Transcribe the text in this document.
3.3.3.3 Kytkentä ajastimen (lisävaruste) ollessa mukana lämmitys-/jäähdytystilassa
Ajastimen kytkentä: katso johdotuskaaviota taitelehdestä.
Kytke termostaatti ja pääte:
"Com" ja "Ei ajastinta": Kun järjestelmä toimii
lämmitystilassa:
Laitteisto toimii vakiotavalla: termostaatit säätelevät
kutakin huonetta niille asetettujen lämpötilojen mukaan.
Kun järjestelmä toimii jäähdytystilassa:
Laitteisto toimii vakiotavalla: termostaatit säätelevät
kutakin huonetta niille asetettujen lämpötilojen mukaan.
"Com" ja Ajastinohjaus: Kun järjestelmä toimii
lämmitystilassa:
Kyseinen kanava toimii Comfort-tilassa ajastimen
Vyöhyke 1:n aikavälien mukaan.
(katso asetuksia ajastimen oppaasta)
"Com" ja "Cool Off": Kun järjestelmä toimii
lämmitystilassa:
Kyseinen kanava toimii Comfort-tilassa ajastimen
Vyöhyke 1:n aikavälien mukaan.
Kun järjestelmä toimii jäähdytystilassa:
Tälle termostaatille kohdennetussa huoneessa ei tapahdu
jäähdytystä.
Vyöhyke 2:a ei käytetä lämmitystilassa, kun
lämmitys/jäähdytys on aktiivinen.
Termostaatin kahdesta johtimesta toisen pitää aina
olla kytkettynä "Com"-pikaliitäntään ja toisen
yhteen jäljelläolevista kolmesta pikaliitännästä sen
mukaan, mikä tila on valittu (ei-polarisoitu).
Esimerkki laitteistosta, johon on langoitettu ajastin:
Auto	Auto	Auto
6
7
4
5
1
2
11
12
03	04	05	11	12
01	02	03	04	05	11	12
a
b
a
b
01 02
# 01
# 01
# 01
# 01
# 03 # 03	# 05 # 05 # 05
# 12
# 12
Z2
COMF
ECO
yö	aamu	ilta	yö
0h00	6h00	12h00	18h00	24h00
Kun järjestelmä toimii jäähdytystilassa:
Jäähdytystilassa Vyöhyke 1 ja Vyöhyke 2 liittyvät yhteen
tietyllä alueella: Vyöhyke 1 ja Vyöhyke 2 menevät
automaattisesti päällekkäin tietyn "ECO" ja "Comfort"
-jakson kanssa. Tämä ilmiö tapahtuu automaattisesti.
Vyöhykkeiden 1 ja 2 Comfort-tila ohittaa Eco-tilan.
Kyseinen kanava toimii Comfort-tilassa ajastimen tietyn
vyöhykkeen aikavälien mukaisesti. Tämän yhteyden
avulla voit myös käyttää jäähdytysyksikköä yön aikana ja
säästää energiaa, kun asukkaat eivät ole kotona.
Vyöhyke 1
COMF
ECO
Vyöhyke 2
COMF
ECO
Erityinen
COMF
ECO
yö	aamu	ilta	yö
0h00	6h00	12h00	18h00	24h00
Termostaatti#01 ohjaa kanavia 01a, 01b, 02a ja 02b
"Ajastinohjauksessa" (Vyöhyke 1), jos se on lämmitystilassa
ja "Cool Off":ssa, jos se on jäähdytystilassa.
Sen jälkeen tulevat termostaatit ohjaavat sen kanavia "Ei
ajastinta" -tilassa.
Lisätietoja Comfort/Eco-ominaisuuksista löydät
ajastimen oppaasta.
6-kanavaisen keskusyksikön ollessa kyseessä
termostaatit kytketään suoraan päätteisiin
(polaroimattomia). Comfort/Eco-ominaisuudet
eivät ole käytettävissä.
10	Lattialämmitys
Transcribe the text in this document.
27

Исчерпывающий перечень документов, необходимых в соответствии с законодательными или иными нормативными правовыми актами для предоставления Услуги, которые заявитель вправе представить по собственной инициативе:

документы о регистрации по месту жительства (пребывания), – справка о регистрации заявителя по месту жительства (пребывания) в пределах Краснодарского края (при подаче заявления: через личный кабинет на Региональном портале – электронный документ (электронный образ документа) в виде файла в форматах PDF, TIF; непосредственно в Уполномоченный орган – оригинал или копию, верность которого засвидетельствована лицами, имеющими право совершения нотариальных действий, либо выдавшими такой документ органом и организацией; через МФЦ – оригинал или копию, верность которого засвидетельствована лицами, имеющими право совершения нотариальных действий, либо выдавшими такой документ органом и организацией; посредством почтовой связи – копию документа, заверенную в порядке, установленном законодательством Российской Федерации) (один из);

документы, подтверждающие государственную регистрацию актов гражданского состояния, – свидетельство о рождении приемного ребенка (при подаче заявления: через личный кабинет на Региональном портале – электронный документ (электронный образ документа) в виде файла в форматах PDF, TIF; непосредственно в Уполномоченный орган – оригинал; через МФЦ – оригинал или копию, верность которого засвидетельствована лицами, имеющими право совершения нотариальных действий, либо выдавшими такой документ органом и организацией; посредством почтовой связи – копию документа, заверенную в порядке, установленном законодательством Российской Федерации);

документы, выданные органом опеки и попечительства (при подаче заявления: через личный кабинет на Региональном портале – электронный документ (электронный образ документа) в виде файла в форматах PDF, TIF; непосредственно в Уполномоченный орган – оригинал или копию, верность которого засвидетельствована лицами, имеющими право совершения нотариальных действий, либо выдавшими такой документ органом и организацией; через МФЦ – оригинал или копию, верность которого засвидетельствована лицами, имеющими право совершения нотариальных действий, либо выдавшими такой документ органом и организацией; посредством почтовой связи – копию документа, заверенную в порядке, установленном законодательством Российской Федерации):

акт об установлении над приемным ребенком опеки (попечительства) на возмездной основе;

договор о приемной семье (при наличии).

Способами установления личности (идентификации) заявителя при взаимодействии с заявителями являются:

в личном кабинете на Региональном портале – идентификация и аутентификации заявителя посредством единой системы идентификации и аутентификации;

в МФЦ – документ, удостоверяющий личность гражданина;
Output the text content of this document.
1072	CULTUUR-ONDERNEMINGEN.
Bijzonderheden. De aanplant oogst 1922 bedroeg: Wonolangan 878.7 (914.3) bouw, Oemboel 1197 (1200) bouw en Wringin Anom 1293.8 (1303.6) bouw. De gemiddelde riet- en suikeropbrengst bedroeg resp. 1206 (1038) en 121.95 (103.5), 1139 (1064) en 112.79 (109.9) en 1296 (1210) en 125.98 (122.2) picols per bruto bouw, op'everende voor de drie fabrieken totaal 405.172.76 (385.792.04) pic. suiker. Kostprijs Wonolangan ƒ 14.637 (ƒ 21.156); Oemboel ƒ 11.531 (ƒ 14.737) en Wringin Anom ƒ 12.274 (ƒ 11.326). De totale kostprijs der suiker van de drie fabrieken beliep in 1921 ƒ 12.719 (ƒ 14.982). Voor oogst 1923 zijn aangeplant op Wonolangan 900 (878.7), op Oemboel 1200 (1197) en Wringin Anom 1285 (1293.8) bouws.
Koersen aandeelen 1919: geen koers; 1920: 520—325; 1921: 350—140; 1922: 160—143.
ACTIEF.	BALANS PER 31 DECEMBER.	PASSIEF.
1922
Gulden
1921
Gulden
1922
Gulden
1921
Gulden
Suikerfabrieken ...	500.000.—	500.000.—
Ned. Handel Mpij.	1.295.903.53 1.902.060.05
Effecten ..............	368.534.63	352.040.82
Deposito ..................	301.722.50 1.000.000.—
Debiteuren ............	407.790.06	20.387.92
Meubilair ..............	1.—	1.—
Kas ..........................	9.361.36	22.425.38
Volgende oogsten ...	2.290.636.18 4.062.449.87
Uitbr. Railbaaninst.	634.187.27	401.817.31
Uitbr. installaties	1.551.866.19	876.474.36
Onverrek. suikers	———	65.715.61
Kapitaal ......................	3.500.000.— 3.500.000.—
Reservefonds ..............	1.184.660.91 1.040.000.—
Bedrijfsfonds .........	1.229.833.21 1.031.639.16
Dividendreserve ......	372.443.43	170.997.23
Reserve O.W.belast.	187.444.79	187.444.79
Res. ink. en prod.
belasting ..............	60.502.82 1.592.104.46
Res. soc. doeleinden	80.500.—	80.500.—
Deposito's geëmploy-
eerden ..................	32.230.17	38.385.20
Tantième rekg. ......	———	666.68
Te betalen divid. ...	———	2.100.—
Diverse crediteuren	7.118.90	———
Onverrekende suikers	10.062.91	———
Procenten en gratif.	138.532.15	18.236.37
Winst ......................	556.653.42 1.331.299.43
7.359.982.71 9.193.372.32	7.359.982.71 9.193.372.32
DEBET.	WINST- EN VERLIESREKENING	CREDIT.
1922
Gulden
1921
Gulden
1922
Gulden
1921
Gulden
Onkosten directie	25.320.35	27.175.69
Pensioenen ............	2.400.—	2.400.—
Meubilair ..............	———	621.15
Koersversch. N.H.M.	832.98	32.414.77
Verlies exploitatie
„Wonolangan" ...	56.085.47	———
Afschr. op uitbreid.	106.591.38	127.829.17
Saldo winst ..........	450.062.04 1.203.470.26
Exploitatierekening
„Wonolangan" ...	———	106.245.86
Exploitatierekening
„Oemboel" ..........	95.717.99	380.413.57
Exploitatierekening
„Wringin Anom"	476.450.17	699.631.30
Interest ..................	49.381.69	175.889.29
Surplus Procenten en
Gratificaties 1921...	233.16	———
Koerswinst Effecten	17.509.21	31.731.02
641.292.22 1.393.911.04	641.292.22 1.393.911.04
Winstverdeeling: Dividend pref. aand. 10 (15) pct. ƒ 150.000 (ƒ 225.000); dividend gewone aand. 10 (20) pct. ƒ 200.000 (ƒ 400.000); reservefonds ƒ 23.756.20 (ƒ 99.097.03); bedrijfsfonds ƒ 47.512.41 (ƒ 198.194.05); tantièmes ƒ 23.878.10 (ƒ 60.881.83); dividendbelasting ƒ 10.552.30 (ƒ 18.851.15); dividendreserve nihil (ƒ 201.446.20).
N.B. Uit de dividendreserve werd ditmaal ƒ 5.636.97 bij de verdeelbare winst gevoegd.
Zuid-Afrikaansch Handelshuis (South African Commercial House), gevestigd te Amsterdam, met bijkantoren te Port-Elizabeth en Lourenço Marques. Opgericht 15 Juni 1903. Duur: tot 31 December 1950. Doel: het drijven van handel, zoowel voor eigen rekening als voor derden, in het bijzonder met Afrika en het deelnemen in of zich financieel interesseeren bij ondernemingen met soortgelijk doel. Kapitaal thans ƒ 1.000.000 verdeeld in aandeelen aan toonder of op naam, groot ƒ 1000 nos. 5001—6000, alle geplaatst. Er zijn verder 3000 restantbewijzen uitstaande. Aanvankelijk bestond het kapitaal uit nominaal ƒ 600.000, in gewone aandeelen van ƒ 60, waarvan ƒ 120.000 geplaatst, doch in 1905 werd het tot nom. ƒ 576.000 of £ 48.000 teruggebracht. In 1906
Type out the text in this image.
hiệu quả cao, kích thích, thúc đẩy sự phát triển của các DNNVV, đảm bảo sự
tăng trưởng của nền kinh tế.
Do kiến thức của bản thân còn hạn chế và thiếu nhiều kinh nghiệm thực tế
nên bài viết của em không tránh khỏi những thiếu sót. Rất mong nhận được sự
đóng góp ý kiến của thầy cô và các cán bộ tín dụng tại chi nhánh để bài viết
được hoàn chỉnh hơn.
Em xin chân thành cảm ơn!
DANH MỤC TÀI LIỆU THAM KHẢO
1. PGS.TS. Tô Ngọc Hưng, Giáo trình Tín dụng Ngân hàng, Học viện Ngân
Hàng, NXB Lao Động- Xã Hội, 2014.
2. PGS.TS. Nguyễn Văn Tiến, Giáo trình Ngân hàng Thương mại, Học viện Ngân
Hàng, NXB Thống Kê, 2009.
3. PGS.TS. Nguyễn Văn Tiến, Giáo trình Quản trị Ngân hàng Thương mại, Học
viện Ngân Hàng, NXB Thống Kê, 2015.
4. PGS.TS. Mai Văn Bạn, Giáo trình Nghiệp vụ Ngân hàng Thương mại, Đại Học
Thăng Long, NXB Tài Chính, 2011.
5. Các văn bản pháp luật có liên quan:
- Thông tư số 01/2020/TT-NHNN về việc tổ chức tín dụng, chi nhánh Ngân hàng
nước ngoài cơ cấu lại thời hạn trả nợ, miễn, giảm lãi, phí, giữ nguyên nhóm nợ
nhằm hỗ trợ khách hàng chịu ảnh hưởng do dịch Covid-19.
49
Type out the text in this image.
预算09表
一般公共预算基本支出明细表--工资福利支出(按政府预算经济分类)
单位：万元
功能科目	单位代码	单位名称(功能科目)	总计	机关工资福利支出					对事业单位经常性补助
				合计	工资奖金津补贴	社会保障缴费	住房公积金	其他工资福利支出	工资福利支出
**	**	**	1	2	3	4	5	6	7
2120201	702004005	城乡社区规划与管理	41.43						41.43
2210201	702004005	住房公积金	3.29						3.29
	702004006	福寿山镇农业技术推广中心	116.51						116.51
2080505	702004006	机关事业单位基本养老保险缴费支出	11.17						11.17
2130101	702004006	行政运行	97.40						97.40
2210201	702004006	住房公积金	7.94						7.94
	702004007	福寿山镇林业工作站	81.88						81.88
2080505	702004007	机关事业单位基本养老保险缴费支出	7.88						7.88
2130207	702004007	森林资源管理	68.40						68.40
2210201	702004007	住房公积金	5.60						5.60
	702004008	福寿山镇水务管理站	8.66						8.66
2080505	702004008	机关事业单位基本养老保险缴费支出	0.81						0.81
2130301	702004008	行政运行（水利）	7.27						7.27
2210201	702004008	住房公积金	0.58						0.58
•••
Go through the listing above line by line and say how many lines hold the word "机关事业单位基本养老保险缴费支出". Reply with that number only.

* _Written solution_:
3